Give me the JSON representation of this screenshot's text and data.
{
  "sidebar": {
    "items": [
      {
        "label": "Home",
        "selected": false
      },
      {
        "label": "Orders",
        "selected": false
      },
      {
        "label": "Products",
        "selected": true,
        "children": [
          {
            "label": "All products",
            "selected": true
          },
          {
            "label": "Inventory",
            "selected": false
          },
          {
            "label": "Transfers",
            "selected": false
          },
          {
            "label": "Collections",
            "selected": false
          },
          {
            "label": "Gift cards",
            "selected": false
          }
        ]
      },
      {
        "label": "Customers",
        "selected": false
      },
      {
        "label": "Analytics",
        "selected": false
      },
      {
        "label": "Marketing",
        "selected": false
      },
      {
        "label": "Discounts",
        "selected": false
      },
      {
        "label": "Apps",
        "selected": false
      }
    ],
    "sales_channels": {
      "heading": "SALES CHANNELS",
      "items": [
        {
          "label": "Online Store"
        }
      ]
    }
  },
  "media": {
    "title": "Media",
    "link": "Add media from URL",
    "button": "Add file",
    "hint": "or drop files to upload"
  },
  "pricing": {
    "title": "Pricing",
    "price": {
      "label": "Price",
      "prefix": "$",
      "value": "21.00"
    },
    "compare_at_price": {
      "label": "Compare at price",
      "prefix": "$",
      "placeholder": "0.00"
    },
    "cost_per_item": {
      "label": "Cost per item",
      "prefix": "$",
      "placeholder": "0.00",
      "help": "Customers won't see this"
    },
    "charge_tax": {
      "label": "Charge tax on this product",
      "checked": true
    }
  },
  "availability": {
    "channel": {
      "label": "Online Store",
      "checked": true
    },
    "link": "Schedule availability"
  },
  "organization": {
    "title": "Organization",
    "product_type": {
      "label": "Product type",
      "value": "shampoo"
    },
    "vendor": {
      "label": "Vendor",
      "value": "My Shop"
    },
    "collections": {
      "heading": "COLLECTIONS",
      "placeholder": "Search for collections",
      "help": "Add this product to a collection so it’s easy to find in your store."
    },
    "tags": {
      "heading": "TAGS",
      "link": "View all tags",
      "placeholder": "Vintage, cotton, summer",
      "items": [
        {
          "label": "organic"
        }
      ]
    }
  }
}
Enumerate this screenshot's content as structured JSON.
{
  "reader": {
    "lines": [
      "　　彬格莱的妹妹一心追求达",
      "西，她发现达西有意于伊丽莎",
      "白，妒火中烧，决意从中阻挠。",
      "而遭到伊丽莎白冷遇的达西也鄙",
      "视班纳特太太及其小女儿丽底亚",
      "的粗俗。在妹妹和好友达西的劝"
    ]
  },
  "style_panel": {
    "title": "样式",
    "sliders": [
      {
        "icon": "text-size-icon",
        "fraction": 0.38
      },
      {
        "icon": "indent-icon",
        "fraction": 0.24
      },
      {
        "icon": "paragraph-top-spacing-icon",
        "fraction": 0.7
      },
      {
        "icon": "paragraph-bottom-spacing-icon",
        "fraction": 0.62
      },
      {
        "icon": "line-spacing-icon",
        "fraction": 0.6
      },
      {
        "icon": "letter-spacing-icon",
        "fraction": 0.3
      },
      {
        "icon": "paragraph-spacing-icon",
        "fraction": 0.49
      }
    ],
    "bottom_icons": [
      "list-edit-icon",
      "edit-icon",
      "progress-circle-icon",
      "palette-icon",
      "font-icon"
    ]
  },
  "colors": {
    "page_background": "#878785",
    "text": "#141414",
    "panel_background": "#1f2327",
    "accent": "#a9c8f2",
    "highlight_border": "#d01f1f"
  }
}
- - - - -
:: Short problem ::
Return every line holding the word "placeholder" from the records.

:: Output ::
      "placeholder": "0.00"
      "placeholder": "0.00",
      "placeholder": "Search for collections",
      "placeholder": "Vintage, cotton, summer",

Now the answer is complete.